==== Data for this task
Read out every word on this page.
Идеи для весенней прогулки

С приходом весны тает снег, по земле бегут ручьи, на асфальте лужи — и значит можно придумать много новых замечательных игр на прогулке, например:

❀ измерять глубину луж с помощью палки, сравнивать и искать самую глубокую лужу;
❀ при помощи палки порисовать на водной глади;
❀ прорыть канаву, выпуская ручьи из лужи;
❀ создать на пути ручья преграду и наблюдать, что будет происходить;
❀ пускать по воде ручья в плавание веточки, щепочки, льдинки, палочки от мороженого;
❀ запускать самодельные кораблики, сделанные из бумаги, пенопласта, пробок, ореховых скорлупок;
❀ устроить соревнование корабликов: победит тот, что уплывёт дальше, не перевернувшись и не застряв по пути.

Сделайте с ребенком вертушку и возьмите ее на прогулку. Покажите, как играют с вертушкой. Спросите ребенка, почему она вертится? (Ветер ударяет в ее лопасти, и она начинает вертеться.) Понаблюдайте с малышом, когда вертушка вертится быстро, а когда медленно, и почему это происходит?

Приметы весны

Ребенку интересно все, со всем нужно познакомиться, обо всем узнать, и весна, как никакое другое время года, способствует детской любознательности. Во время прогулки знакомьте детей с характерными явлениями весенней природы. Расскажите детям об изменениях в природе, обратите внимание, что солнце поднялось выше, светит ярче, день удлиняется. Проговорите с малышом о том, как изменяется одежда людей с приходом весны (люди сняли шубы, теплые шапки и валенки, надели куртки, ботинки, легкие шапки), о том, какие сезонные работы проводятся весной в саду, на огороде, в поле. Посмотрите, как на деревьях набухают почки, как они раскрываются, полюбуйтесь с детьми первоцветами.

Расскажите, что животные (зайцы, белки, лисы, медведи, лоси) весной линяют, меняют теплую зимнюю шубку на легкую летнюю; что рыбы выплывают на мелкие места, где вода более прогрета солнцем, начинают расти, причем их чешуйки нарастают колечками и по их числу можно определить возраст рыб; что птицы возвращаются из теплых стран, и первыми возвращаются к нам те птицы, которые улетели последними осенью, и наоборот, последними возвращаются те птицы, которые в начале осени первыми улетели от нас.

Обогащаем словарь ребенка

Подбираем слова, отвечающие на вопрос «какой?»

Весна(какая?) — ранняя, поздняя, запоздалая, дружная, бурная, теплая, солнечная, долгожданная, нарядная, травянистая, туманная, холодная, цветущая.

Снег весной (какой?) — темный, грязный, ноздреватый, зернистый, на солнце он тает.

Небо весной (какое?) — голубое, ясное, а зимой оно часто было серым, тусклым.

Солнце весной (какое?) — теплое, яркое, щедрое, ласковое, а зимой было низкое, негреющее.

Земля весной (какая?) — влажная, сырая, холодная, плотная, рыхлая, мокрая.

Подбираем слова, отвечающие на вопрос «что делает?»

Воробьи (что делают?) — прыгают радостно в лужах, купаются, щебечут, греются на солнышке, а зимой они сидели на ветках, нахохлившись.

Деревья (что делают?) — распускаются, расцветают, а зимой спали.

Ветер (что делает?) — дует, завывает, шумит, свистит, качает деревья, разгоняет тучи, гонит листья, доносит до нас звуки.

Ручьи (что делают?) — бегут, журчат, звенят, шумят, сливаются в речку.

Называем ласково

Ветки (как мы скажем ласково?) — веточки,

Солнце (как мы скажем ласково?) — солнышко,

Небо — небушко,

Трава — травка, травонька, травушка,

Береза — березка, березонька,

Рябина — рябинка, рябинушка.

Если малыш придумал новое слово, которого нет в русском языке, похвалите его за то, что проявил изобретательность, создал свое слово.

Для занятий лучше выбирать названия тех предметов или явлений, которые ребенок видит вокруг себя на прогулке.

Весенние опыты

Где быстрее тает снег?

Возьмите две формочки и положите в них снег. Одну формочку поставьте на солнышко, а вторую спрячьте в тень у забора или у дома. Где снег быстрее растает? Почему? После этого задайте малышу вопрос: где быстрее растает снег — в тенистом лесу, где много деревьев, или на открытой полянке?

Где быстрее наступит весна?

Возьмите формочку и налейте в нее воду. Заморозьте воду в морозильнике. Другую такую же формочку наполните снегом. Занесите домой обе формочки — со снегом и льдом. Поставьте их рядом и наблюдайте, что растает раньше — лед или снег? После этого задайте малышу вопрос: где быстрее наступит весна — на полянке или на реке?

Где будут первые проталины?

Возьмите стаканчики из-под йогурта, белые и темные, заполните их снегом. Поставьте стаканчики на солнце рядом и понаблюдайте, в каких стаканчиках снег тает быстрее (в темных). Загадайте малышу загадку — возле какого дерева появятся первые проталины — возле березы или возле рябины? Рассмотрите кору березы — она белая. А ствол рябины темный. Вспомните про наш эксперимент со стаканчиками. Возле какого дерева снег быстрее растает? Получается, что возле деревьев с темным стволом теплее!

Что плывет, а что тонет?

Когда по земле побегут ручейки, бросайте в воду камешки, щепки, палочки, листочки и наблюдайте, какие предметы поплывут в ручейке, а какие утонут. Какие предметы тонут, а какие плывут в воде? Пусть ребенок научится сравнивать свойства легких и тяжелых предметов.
========
### Written problem:
Show all lines from the listing above in which "задайте" appears.

### Task output:
Возьмите две формочки и положите в них снег. Одну формочку поставьте на солнышко, а вторую спрячьте в тень у забора или у дома. Где снег быстрее растает? Почему? После этого задайте малышу вопрос: где быстрее растает снег — в тенистом лесу, где много деревьев, или на открытой полянке?
Возьмите формочку и налейте в нее воду. Заморозьте воду в морозильнике. Другую такую же формочку наполните снегом. Занесите домой обе формочки — со снегом и льдом. Поставьте их рядом и наблюдайте, что растает раньше — лед или снег? После этого задайте малышу вопрос: где быстрее наступит весна — на полянке или на реке?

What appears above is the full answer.